WORK TO COMPLETE: Restate the material word for word and leave out anything that is a picture.
******
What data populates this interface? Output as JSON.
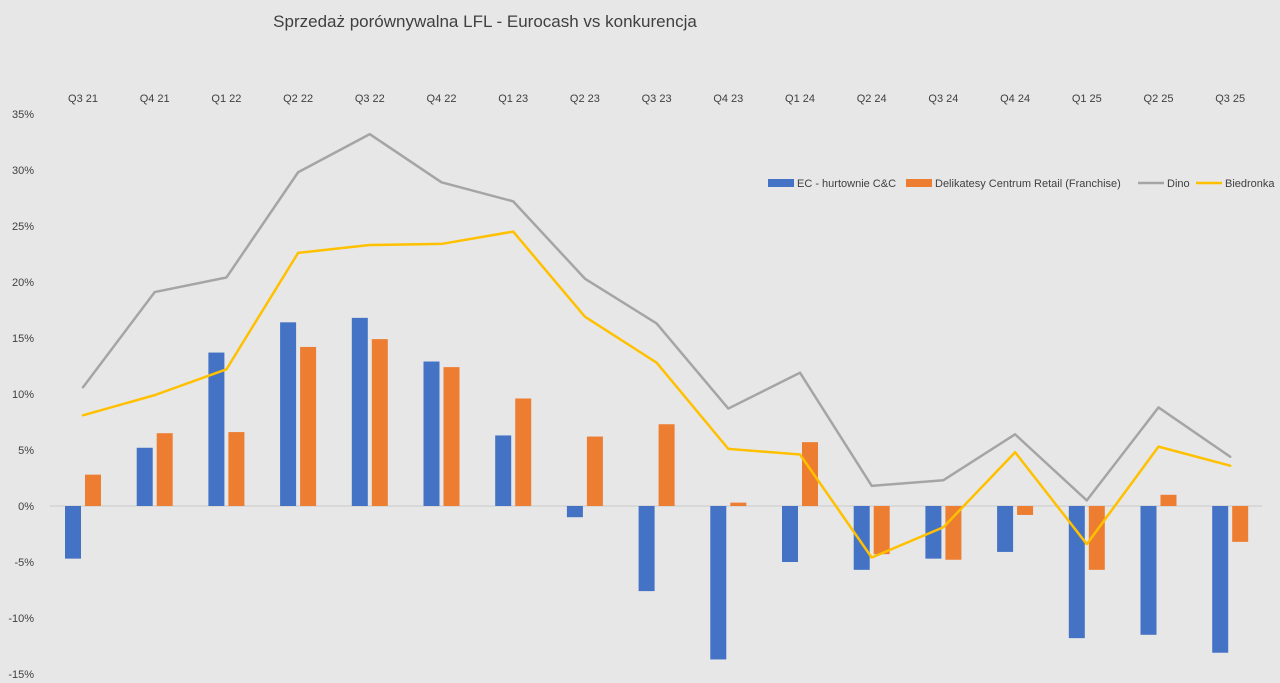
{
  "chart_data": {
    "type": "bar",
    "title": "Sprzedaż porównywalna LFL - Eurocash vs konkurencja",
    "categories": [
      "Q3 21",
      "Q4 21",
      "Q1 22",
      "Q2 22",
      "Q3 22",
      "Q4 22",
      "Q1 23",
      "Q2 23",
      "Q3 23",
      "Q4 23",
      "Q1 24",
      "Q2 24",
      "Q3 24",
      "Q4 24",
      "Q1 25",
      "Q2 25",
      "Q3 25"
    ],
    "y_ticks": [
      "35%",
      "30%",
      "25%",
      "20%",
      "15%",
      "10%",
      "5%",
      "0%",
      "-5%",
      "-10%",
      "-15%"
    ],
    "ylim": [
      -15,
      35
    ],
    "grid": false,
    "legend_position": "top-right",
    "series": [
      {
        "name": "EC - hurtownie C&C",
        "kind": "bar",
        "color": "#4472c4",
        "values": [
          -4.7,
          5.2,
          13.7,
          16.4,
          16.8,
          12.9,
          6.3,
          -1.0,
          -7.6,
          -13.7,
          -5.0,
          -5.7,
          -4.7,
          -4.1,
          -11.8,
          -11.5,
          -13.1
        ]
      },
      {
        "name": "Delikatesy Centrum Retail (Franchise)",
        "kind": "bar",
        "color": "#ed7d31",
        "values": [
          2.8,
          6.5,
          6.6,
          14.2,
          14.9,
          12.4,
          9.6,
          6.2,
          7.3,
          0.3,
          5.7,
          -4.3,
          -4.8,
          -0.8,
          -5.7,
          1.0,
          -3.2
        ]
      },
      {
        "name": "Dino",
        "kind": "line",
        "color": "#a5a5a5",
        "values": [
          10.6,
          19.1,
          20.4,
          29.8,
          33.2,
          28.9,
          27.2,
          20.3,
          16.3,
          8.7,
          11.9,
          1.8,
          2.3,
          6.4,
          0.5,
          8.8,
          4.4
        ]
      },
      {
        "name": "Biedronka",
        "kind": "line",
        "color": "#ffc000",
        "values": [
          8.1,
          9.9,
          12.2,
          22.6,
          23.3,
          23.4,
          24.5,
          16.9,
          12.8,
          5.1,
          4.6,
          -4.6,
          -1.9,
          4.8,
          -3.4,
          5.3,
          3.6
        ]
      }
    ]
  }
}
******
THE REPLY:
What data populates this interface? Output as JSON.
{
  "chart_data": {
    "type": "bar",
    "title": "Sprzedaż porównywalna LFL - Eurocash vs konkurencja",
    "categories": [
      "Q3 21",
      "Q4 21",
      "Q1 22",
      "Q2 22",
      "Q3 22",
      "Q4 22",
      "Q1 23",
      "Q2 23",
      "Q3 23",
      "Q4 23",
      "Q1 24",
      "Q2 24",
      "Q3 24",
      "Q4 24",
      "Q1 25",
      "Q2 25",
      "Q3 25"
    ],
    "y_ticks": [
      "35%",
      "30%",
      "25%",
      "20%",
      "15%",
      "10%",
      "5%",
      "0%",
      "-5%",
      "-10%",
      "-15%"
    ],
    "ylim": [
      -15,
      35
    ],
    "grid": false,
    "legend_position": "top-right",
    "series": [
      {
        "name": "EC - hurtownie C&C",
        "kind": "bar",
        "color": "#4472c4",
        "values": [
          -4.7,
          5.2,
          13.7,
          16.4,
          16.8,
          12.9,
          6.3,
          -1.0,
          -7.6,
          -13.7,
          -5.0,
          -5.7,
          -4.7,
          -4.1,
          -11.8,
          -11.5,
          -13.1
        ]
      },
      {
        "name": "Delikatesy Centrum Retail (Franchise)",
        "kind": "bar",
        "color": "#ed7d31",
        "values": [
          2.8,
          6.5,
          6.6,
          14.2,
          14.9,
          12.4,
          9.6,
          6.2,
          7.3,
          0.3,
          5.7,
          -4.3,
          -4.8,
          -0.8,
          -5.7,
          1.0,
          -3.2
        ]
      },
      {
        "name": "Dino",
        "kind": "line",
        "color": "#a5a5a5",
        "values": [
          10.6,
          19.1,
          20.4,
          29.8,
          33.2,
          28.9,
          27.2,
          20.3,
          16.3,
          8.7,
          11.9,
          1.8,
          2.3,
          6.4,
          0.5,
          8.8,
          4.4
        ]
      },
      {
        "name": "Biedronka",
        "kind": "line",
        "color": "#ffc000",
        "values": [
          8.1,
          9.9,
          12.2,
          22.6,
          23.3,
          23.4,
          24.5,
          16.9,
          12.8,
          5.1,
          4.6,
          -4.6,
          -1.9,
          4.8,
          -3.4,
          5.3,
          3.6
        ]
      }
    ]
  }
}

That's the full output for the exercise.